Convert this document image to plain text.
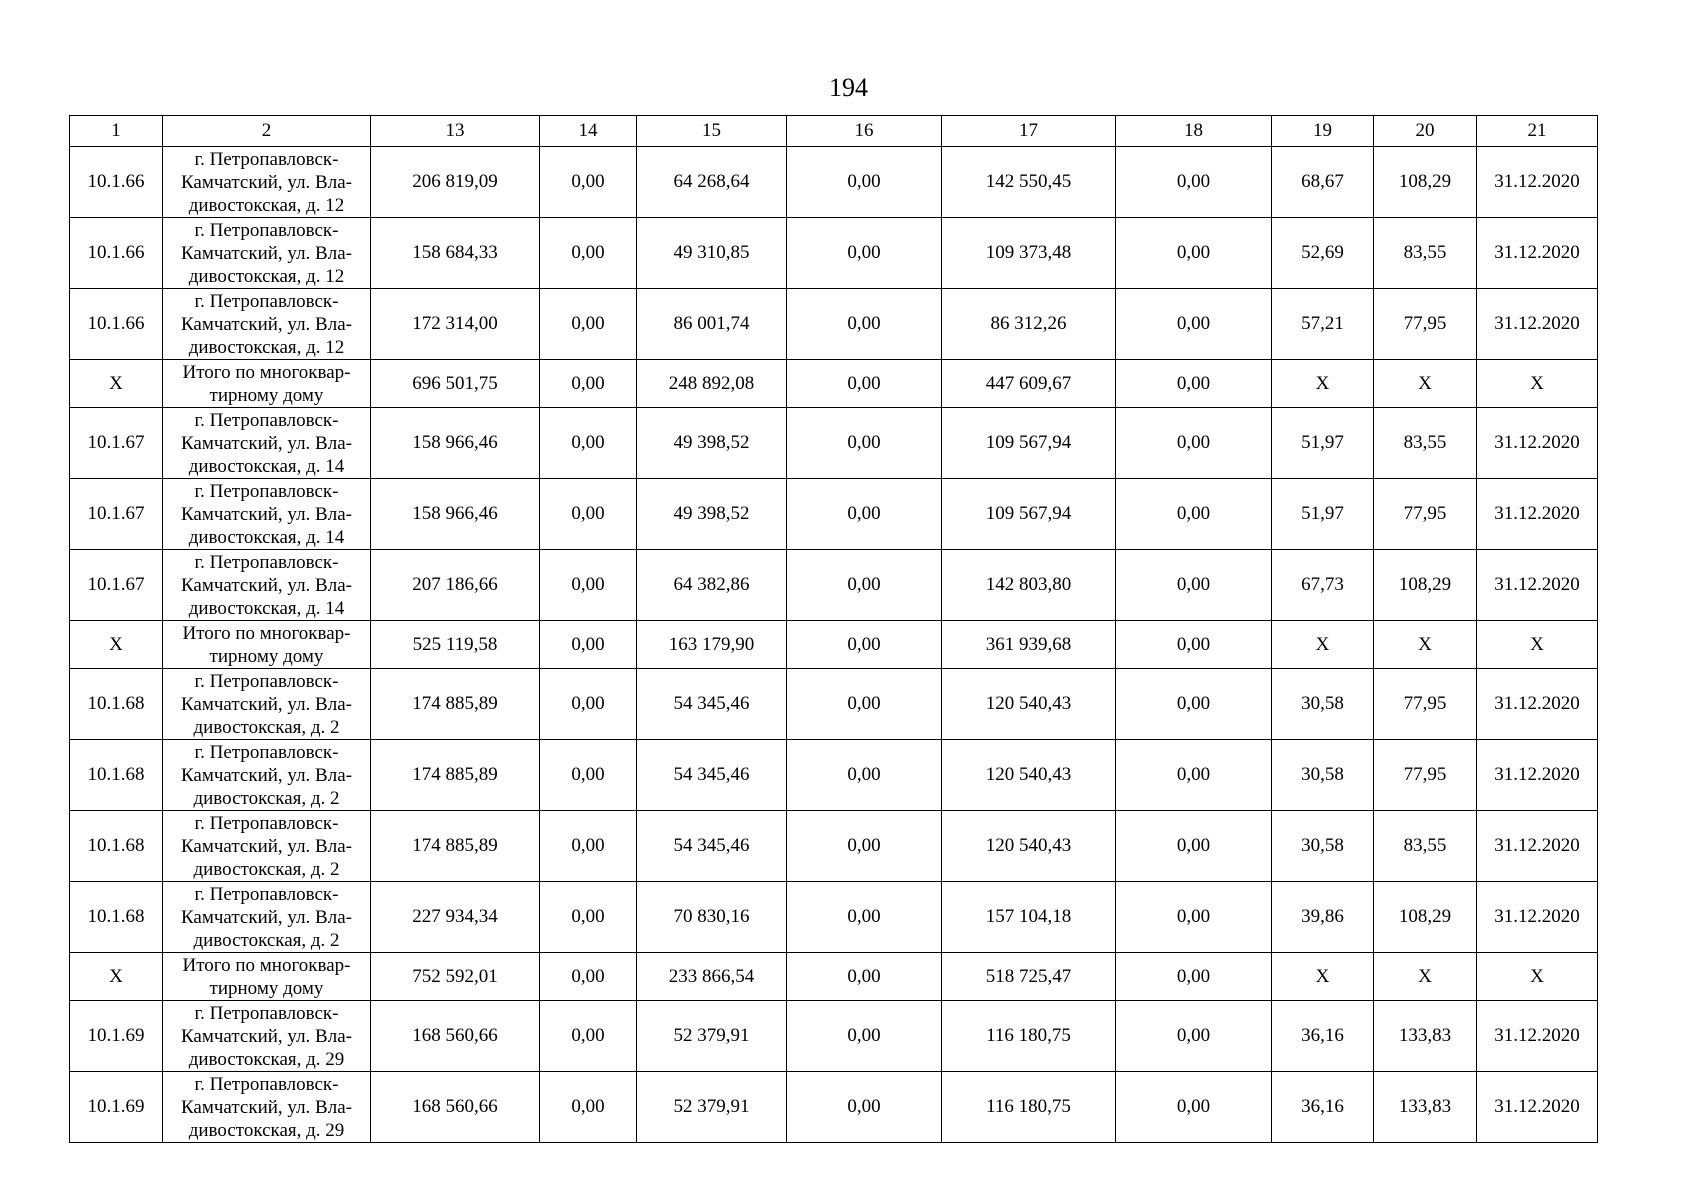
194
1	2	13	14	15	16	17	18	19	20	21
10.1.66	г. Петропавловск-Камчатский, ул. Вла-дивостокская, д. 12	206 819,09	0,00	64 268,64	0,00	142 550,45	0,00	68,67	108,29	31.12.2020
10.1.66	г. Петропавловск-Камчатский, ул. Вла-дивостокская, д. 12	158 684,33	0,00	49 310,85	0,00	109 373,48	0,00	52,69	83,55	31.12.2020
10.1.66	г. Петропавловск-Камчатский, ул. Вла-дивостокская, д. 12	172 314,00	0,00	86 001,74	0,00	86 312,26	0,00	57,21	77,95	31.12.2020
X	Итого по многоквар-тирному дому	696 501,75	0,00	248 892,08	0,00	447 609,67	0,00	X	X	X
10.1.67	г. Петропавловск-Камчатский, ул. Вла-дивостокская, д. 14	158 966,46	0,00	49 398,52	0,00	109 567,94	0,00	51,97	83,55	31.12.2020
10.1.67	г. Петропавловск-Камчатский, ул. Вла-дивостокская, д. 14	158 966,46	0,00	49 398,52	0,00	109 567,94	0,00	51,97	77,95	31.12.2020
10.1.67	г. Петропавловск-Камчатский, ул. Вла-дивостокская, д. 14	207 186,66	0,00	64 382,86	0,00	142 803,80	0,00	67,73	108,29	31.12.2020
X	Итого по многоквар-тирному дому	525 119,58	0,00	163 179,90	0,00	361 939,68	0,00	X	X	X
10.1.68	г. Петропавловск-Камчатский, ул. Вла-дивостокская, д. 2	174 885,89	0,00	54 345,46	0,00	120 540,43	0,00	30,58	77,95	31.12.2020
10.1.68	г. Петропавловск-Камчатский, ул. Вла-дивостокская, д. 2	174 885,89	0,00	54 345,46	0,00	120 540,43	0,00	30,58	77,95	31.12.2020
10.1.68	г. Петропавловск-Камчатский, ул. Вла-дивостокская, д. 2	174 885,89	0,00	54 345,46	0,00	120 540,43	0,00	30,58	83,55	31.12.2020
10.1.68	г. Петропавловск-Камчатский, ул. Вла-дивостокская, д. 2	227 934,34	0,00	70 830,16	0,00	157 104,18	0,00	39,86	108,29	31.12.2020
X	Итого по многоквар-тирному дому	752 592,01	0,00	233 866,54	0,00	518 725,47	0,00	X	X	X
10.1.69	г. Петропавловск-Камчатский, ул. Вла-дивостокская, д. 29	168 560,66	0,00	52 379,91	0,00	116 180,75	0,00	36,16	133,83	31.12.2020
10.1.69	г. Петропавловск-Камчатский, ул. Вла-дивостокская, д. 29	168 560,66	0,00	52 379,91	0,00	116 180,75	0,00	36,16	133,83	31.12.2020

----

__EXERCISE BRIEF__:
Repeat the material above in full and exactly, apart from the pictures.

__FULL OUTPUT__:
Convert this document image to plain text.
194
1	2	13	14	15	16	17	18	19	20	21
10.1.66	г. Петропавловск-Камчатский, ул. Вла-дивостокская, д. 12	206 819,09	0,00	64 268,64	0,00	142 550,45	0,00	68,67	108,29	31.12.2020
10.1.66	г. Петропавловск-Камчатский, ул. Вла-дивостокская, д. 12	158 684,33	0,00	49 310,85	0,00	109 373,48	0,00	52,69	83,55	31.12.2020
10.1.66	г. Петропавловск-Камчатский, ул. Вла-дивостокская, д. 12	172 314,00	0,00	86 001,74	0,00	86 312,26	0,00	57,21	77,95	31.12.2020
X	Итого по многоквар-тирному дому	696 501,75	0,00	248 892,08	0,00	447 609,67	0,00	X	X	X
10.1.67	г. Петропавловск-Камчатский, ул. Вла-дивостокская, д. 14	158 966,46	0,00	49 398,52	0,00	109 567,94	0,00	51,97	83,55	31.12.2020
10.1.67	г. Петропавловск-Камчатский, ул. Вла-дивостокская, д. 14	158 966,46	0,00	49 398,52	0,00	109 567,94	0,00	51,97	77,95	31.12.2020
10.1.67	г. Петропавловск-Камчатский, ул. Вла-дивостокская, д. 14	207 186,66	0,00	64 382,86	0,00	142 803,80	0,00	67,73	108,29	31.12.2020
X	Итого по многоквар-тирному дому	525 119,58	0,00	163 179,90	0,00	361 939,68	0,00	X	X	X
10.1.68	г. Петропавловск-Камчатский, ул. Вла-дивостокская, д. 2	174 885,89	0,00	54 345,46	0,00	120 540,43	0,00	30,58	77,95	31.12.2020
10.1.68	г. Петропавловск-Камчатский, ул. Вла-дивостокская, д. 2	174 885,89	0,00	54 345,46	0,00	120 540,43	0,00	30,58	77,95	31.12.2020
10.1.68	г. Петропавловск-Камчатский, ул. Вла-дивостокская, д. 2	174 885,89	0,00	54 345,46	0,00	120 540,43	0,00	30,58	83,55	31.12.2020
10.1.68	г. Петропавловск-Камчатский, ул. Вла-дивостокская, д. 2	227 934,34	0,00	70 830,16	0,00	157 104,18	0,00	39,86	108,29	31.12.2020
X	Итого по многоквар-тирному дому	752 592,01	0,00	233 866,54	0,00	518 725,47	0,00	X	X	X
10.1.69	г. Петропавловск-Камчатский, ул. Вла-дивостокская, д. 29	168 560,66	0,00	52 379,91	0,00	116 180,75	0,00	36,16	133,83	31.12.2020
10.1.69	г. Петропавловск-Камчатский, ул. Вла-дивостокская, д. 29	168 560,66	0,00	52 379,91	0,00	116 180,75	0,00	36,16	133,83	31.12.2020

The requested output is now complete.